▸ **TASK DETAILS**: Look through the material below. Copy each line that contains the string "performance".

▸ **PROVIDED ENTRIES**:
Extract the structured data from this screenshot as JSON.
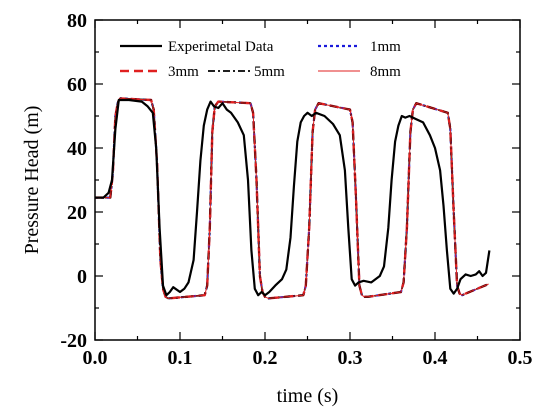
{
  "chart_data": {
    "type": "line",
    "xlabel": "time (s)",
    "ylabel": "Pressure Head (m)",
    "xlim": [
      0.0,
      0.5
    ],
    "ylim": [
      -20,
      80
    ],
    "x_ticks": [
      "0.0",
      "0.1",
      "0.2",
      "0.3",
      "0.4",
      "0.5"
    ],
    "y_ticks": [
      "-20",
      "0",
      "20",
      "40",
      "60",
      "80"
    ],
    "grid": false,
    "legend_position": "top",
    "series": [
      {
        "name": "Experimetal Data",
        "color": "#000000",
        "style": "solid",
        "x": [
          0.0,
          0.01,
          0.016,
          0.02,
          0.024,
          0.028,
          0.04,
          0.055,
          0.062,
          0.068,
          0.072,
          0.076,
          0.08,
          0.084,
          0.088,
          0.092,
          0.1,
          0.105,
          0.11,
          0.116,
          0.12,
          0.124,
          0.128,
          0.132,
          0.136,
          0.14,
          0.145,
          0.15,
          0.155,
          0.16,
          0.168,
          0.175,
          0.18,
          0.184,
          0.188,
          0.192,
          0.196,
          0.2,
          0.205,
          0.212,
          0.22,
          0.225,
          0.23,
          0.234,
          0.238,
          0.242,
          0.246,
          0.25,
          0.255,
          0.26,
          0.27,
          0.28,
          0.288,
          0.294,
          0.298,
          0.302,
          0.306,
          0.31,
          0.316,
          0.325,
          0.335,
          0.34,
          0.345,
          0.349,
          0.353,
          0.357,
          0.361,
          0.365,
          0.37,
          0.378,
          0.386,
          0.394,
          0.4,
          0.406,
          0.41,
          0.414,
          0.418,
          0.422,
          0.426,
          0.43,
          0.436,
          0.442,
          0.448,
          0.452,
          0.456,
          0.46,
          0.464
        ],
        "y": [
          24.5,
          24.5,
          26,
          30,
          46,
          55,
          55,
          54.5,
          53,
          51,
          40,
          15,
          -3,
          -6,
          -5,
          -3.5,
          -5,
          -4,
          -2,
          5,
          20,
          36,
          47,
          52,
          54.5,
          53,
          52.5,
          54,
          52,
          51,
          48,
          44,
          30,
          8,
          -4,
          -6,
          -5,
          -6,
          -5,
          -3,
          -1,
          2,
          12,
          28,
          42,
          48,
          50,
          51,
          50,
          51,
          50,
          47.5,
          44,
          33,
          15,
          -1,
          -3,
          -2,
          -1.5,
          -2,
          0,
          3,
          15,
          30,
          42,
          47,
          50,
          49.5,
          50,
          49,
          48,
          44,
          40,
          33,
          22,
          8,
          -4,
          -5.5,
          -4,
          -1,
          0.5,
          0,
          0.5,
          1.5,
          0,
          1,
          8
        ]
      },
      {
        "name": "1mm",
        "color": "#1a1adb",
        "style": "dotted",
        "x": [
          0.0,
          0.018,
          0.021,
          0.024,
          0.027,
          0.03,
          0.066,
          0.069,
          0.073,
          0.077,
          0.08,
          0.083,
          0.086,
          0.129,
          0.132,
          0.135,
          0.138,
          0.141,
          0.145,
          0.183,
          0.186,
          0.19,
          0.194,
          0.197,
          0.2,
          0.204,
          0.245,
          0.248,
          0.252,
          0.256,
          0.259,
          0.263,
          0.3,
          0.303,
          0.307,
          0.311,
          0.314,
          0.317,
          0.321,
          0.36,
          0.363,
          0.367,
          0.371,
          0.374,
          0.378,
          0.415,
          0.418,
          0.422,
          0.426,
          0.429,
          0.432,
          0.436,
          0.463
        ],
        "y": [
          24.5,
          24.5,
          32,
          50,
          54.5,
          55.5,
          55,
          52,
          35,
          5,
          -4,
          -6.5,
          -7,
          -6,
          -3,
          15,
          45,
          53,
          54.5,
          54,
          51,
          30,
          0,
          -5,
          -6.5,
          -7,
          -6,
          -3,
          15,
          45,
          52,
          54,
          52,
          48,
          25,
          -3,
          -6,
          -6.5,
          -6.5,
          -5,
          -2,
          15,
          45,
          52,
          54,
          51,
          46,
          20,
          -3,
          -5.5,
          -6,
          -5.5,
          -2.5
        ]
      },
      {
        "name": "3mm",
        "color": "#e02020",
        "style": "dashed",
        "x": [
          0.0,
          0.018,
          0.021,
          0.024,
          0.027,
          0.03,
          0.066,
          0.069,
          0.073,
          0.077,
          0.08,
          0.083,
          0.086,
          0.129,
          0.132,
          0.135,
          0.138,
          0.141,
          0.145,
          0.183,
          0.186,
          0.19,
          0.194,
          0.197,
          0.2,
          0.204,
          0.245,
          0.248,
          0.252,
          0.256,
          0.259,
          0.263,
          0.3,
          0.303,
          0.307,
          0.311,
          0.314,
          0.317,
          0.321,
          0.36,
          0.363,
          0.367,
          0.371,
          0.374,
          0.378,
          0.415,
          0.418,
          0.422,
          0.426,
          0.429,
          0.432,
          0.436,
          0.463
        ],
        "y": [
          24.5,
          24.5,
          32,
          50,
          54.5,
          55.5,
          55,
          52,
          35,
          5,
          -4,
          -6.5,
          -7,
          -6,
          -3,
          15,
          45,
          53,
          54.5,
          54,
          51,
          30,
          0,
          -5,
          -6.5,
          -7,
          -6,
          -3,
          15,
          45,
          52,
          54,
          52,
          48,
          25,
          -3,
          -6,
          -6.5,
          -6.5,
          -5,
          -2,
          15,
          45,
          52,
          54,
          51,
          46,
          20,
          -3,
          -5.5,
          -6,
          -5.5,
          -2.5
        ]
      },
      {
        "name": "5mm",
        "color": "#000000",
        "style": "dashdot",
        "x": [
          0.0,
          0.018,
          0.021,
          0.024,
          0.027,
          0.03,
          0.066,
          0.069,
          0.073,
          0.077,
          0.08,
          0.083,
          0.086,
          0.129,
          0.132,
          0.135,
          0.138,
          0.141,
          0.145,
          0.183,
          0.186,
          0.19,
          0.194,
          0.197,
          0.2,
          0.204,
          0.245,
          0.248,
          0.252,
          0.256,
          0.259,
          0.263,
          0.3,
          0.303,
          0.307,
          0.311,
          0.314,
          0.317,
          0.321,
          0.36,
          0.363,
          0.367,
          0.371,
          0.374,
          0.378,
          0.415,
          0.418,
          0.422,
          0.426,
          0.429,
          0.432,
          0.436,
          0.463
        ],
        "y": [
          24.5,
          24.5,
          32,
          50,
          54.5,
          55.5,
          55,
          52,
          35,
          5,
          -4,
          -6.5,
          -7,
          -6,
          -3,
          15,
          45,
          53,
          54.5,
          54,
          51,
          30,
          0,
          -5,
          -6.5,
          -7,
          -6,
          -3,
          15,
          45,
          52,
          54,
          52,
          48,
          25,
          -3,
          -6,
          -6.5,
          -6.5,
          -5,
          -2,
          15,
          45,
          52,
          54,
          51,
          46,
          20,
          -3,
          -5.5,
          -6,
          -5.5,
          -2.5
        ]
      },
      {
        "name": "8mm",
        "color": "#e02020",
        "style": "solid-thin",
        "x": [
          0.0,
          0.018,
          0.021,
          0.024,
          0.027,
          0.03,
          0.066,
          0.069,
          0.073,
          0.077,
          0.08,
          0.083,
          0.086,
          0.129,
          0.132,
          0.135,
          0.138,
          0.141,
          0.145,
          0.183,
          0.186,
          0.19,
          0.194,
          0.197,
          0.2,
          0.204,
          0.245,
          0.248,
          0.252,
          0.256,
          0.259,
          0.263,
          0.3,
          0.303,
          0.307,
          0.311,
          0.314,
          0.317,
          0.321,
          0.36,
          0.363,
          0.367,
          0.371,
          0.374,
          0.378,
          0.415,
          0.418,
          0.422,
          0.426,
          0.429,
          0.432,
          0.436,
          0.463
        ],
        "y": [
          24.5,
          24.5,
          32,
          50,
          54.5,
          55.5,
          55,
          52,
          35,
          5,
          -4,
          -6.5,
          -7,
          -6,
          -3,
          15,
          45,
          53,
          54.5,
          54,
          51,
          30,
          0,
          -5,
          -6.5,
          -7,
          -6,
          -3,
          15,
          45,
          52,
          54,
          52,
          48,
          25,
          -3,
          -6,
          -6.5,
          -6.5,
          -5,
          -2,
          15,
          45,
          52,
          54,
          51,
          46,
          20,
          -3,
          -5.5,
          -6,
          -5.5,
          -2.5
        ]
      }
    ]
  }
}
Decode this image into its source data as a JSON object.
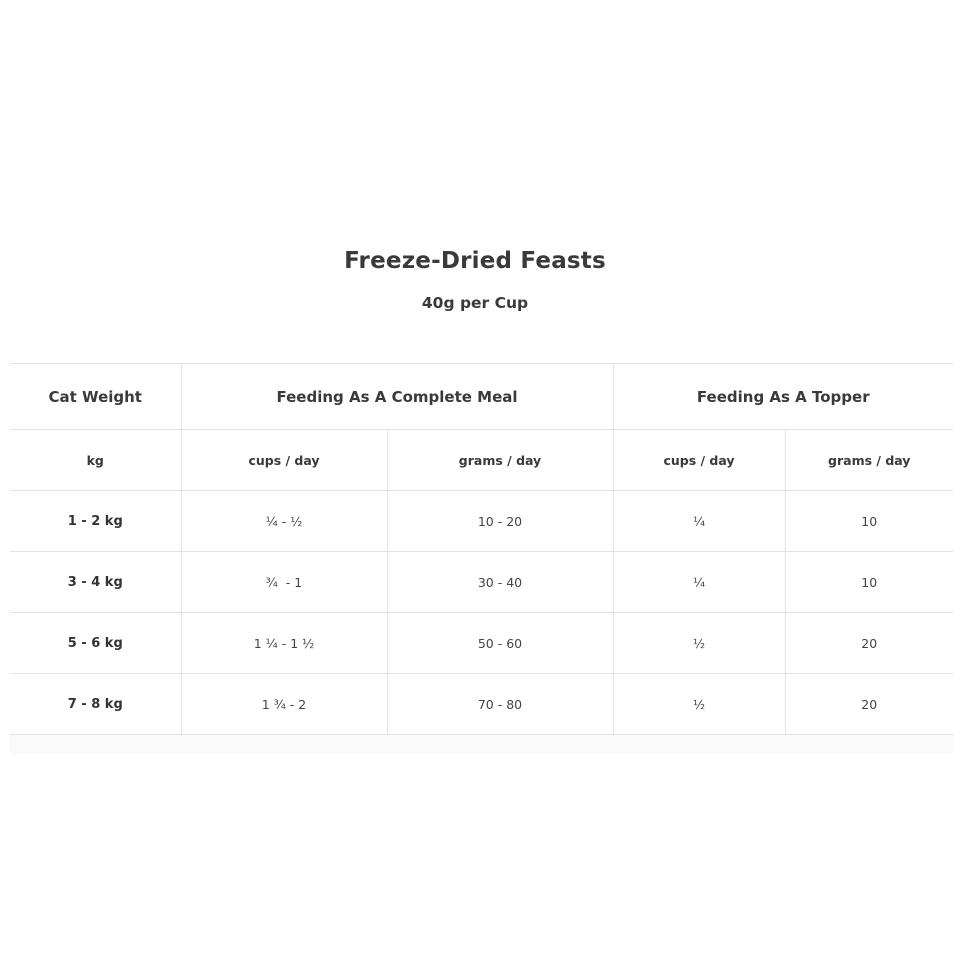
{
  "title": "Freeze-Dried Feasts",
  "subtitle": "40g per Cup",
  "table": {
    "group_headers": [
      "Cat Weight",
      "Feeding As A Complete Meal",
      "Feeding As A Topper"
    ],
    "sub_headers": [
      "kg",
      "cups / day",
      "grams / day",
      "cups / day",
      "grams / day"
    ],
    "rows": [
      [
        "1 - 2 kg",
        "¼ - ½",
        "10 - 20",
        "¼",
        "10"
      ],
      [
        "3 - 4 kg",
        "¾  - 1",
        "30 - 40",
        "¼",
        "10"
      ],
      [
        "5 - 6 kg",
        "1 ¼ - 1 ½",
        "50 - 60",
        "½",
        "20"
      ],
      [
        "7 - 8 kg",
        "1 ¾ - 2",
        "70 - 80",
        "½",
        "20"
      ]
    ]
  }
}
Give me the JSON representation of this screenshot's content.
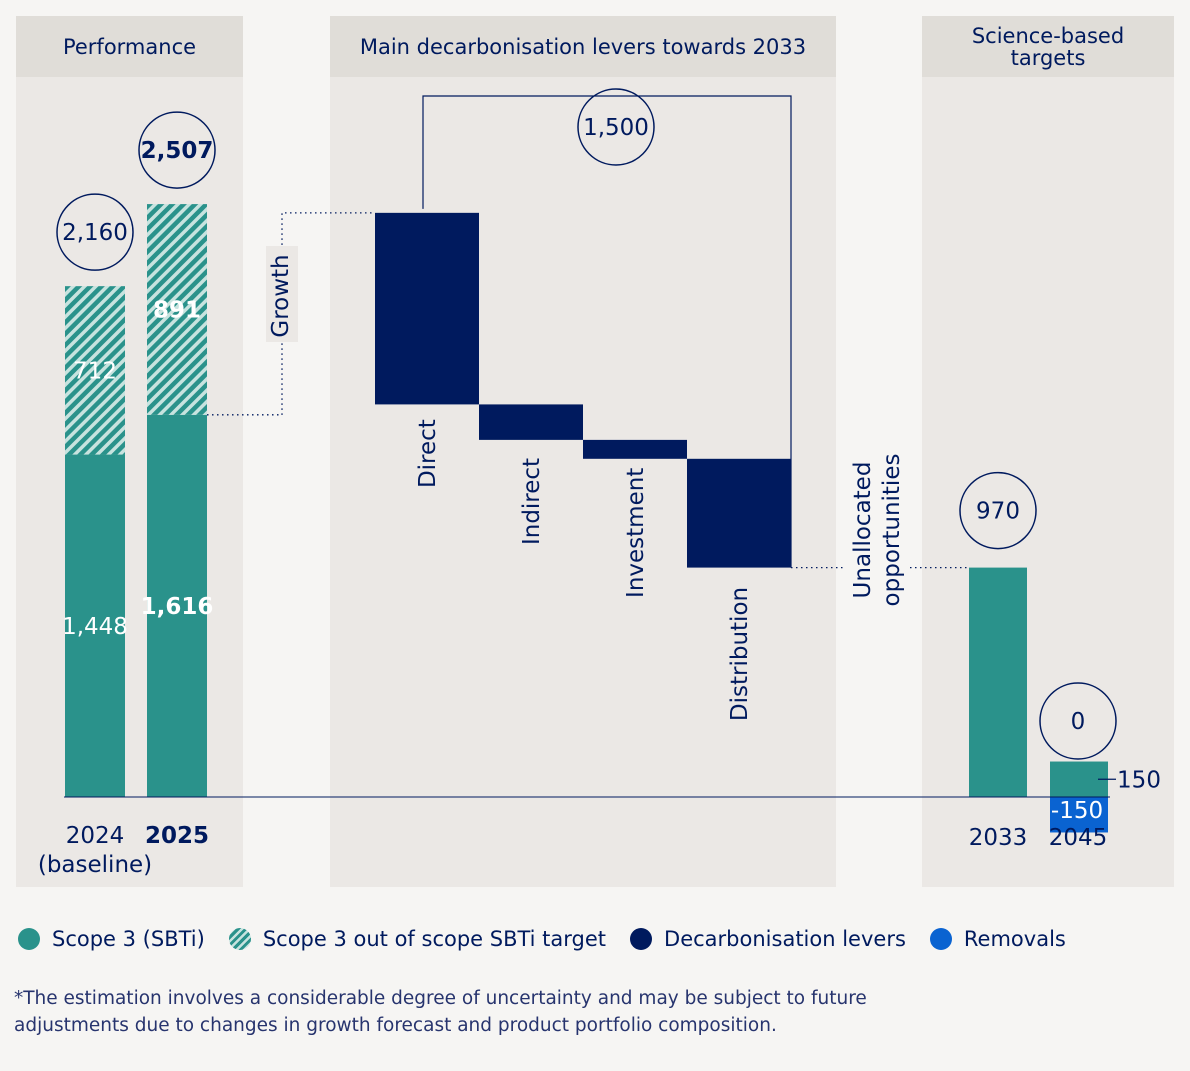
{
  "panels": {
    "performance": "Performance",
    "levers": "Main decarbonisation levers towards 2033",
    "sbt": "Science-based targets"
  },
  "colors": {
    "scope3": "#2a928b",
    "scope3_hatch_light": "#c7e3df",
    "levers": "#001a5e",
    "removals": "#0a63d1",
    "text": "#001a5e",
    "panel": "#ebe8e5",
    "panel_header": "#e0ddd8"
  },
  "chart_data": {
    "type": "bar",
    "title": "",
    "unit": "",
    "ylim": [
      -150,
      2600
    ],
    "performance": [
      {
        "year": "2024",
        "sublabel": "(baseline)",
        "bold": false,
        "scope3": 1448,
        "out_of_scope": 712,
        "total": 2160,
        "scope3_label": "1,448",
        "out_label": "712",
        "total_label": "2,160"
      },
      {
        "year": "2025",
        "sublabel": "",
        "bold": true,
        "scope3": 1616,
        "out_of_scope": 891,
        "total": 2507,
        "scope3_label": "1,616",
        "out_label": "891",
        "total_label": "2,507"
      }
    ],
    "growth_label": "Growth",
    "levers": {
      "total": 1500,
      "total_label": "1,500",
      "start": 2470,
      "items": [
        {
          "name": "Direct",
          "value": 810
        },
        {
          "name": "Indirect",
          "value": 150
        },
        {
          "name": "Investment",
          "value": 80
        },
        {
          "name": "Distribution",
          "value": 460
        }
      ]
    },
    "unallocated_label": [
      "Unallocated",
      "opportunities"
    ],
    "targets": [
      {
        "year": "2033",
        "value": 970,
        "label": "970"
      },
      {
        "year": "2045",
        "value": 0,
        "label": "0",
        "scope3": 150,
        "scope3_label": "150",
        "removals": -150,
        "removals_label": "-150"
      }
    ]
  },
  "legend": [
    {
      "name": "Scope 3 (SBTi)",
      "swatch": "scope"
    },
    {
      "name": "Scope 3 out of scope SBTi target",
      "swatch": "out"
    },
    {
      "name": "Decarbonisation levers",
      "swatch": "lev"
    },
    {
      "name": "Removals",
      "swatch": "rem"
    }
  ],
  "footnote": "*The estimation involves a considerable degree of uncertainty and may be subject to future adjustments due to changes in growth forecast and product portfolio composition."
}
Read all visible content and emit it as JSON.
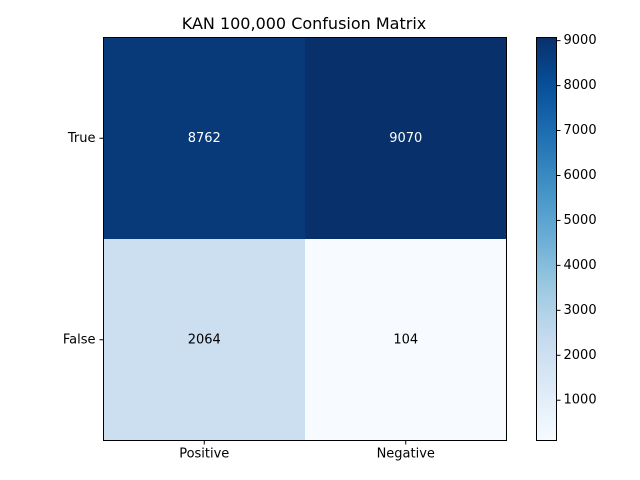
{
  "chart_data": {
    "type": "heatmap",
    "title": "KAN 100,000 Confusion Matrix",
    "xlabel": "",
    "ylabel": "",
    "x_categories": [
      "Positive",
      "Negative"
    ],
    "y_categories": [
      "True",
      "False"
    ],
    "values": [
      [
        8762,
        9070
      ],
      [
        2064,
        104
      ]
    ],
    "colormap": "Blues",
    "colorbar": {
      "ticks": [
        1000,
        2000,
        3000,
        4000,
        5000,
        6000,
        7000,
        8000,
        9000
      ],
      "range": [
        104,
        9070
      ]
    },
    "grid": false
  },
  "colors": {
    "text_dark_cell": "#ffffff",
    "text_light_cell": "#000000",
    "axis": "#000000"
  }
}
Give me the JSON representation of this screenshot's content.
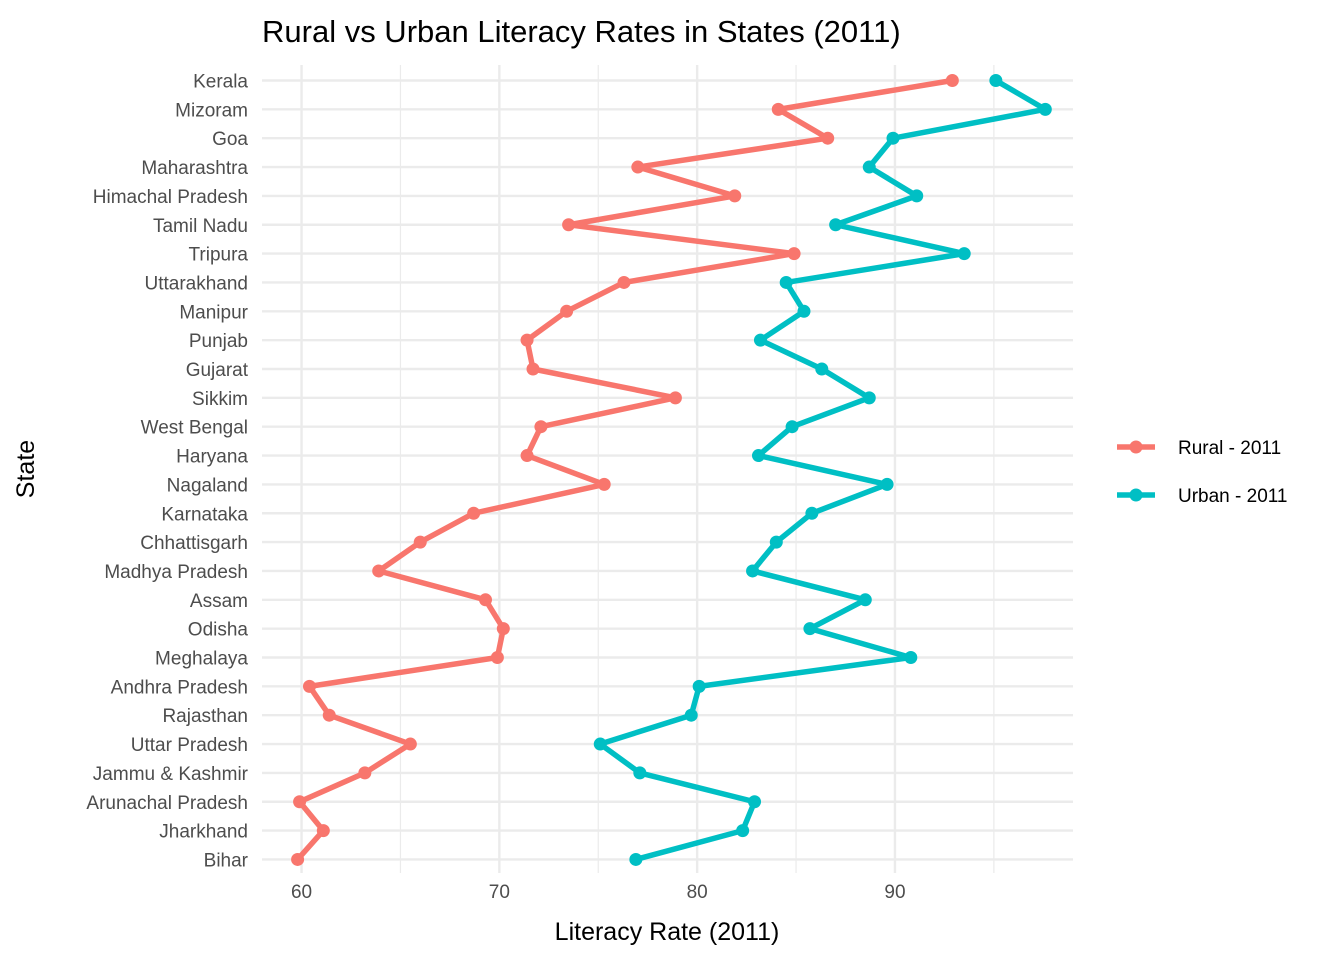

▸ **COMPLETE RESPONSE**:
    "performance": "Performance",
    "performance": [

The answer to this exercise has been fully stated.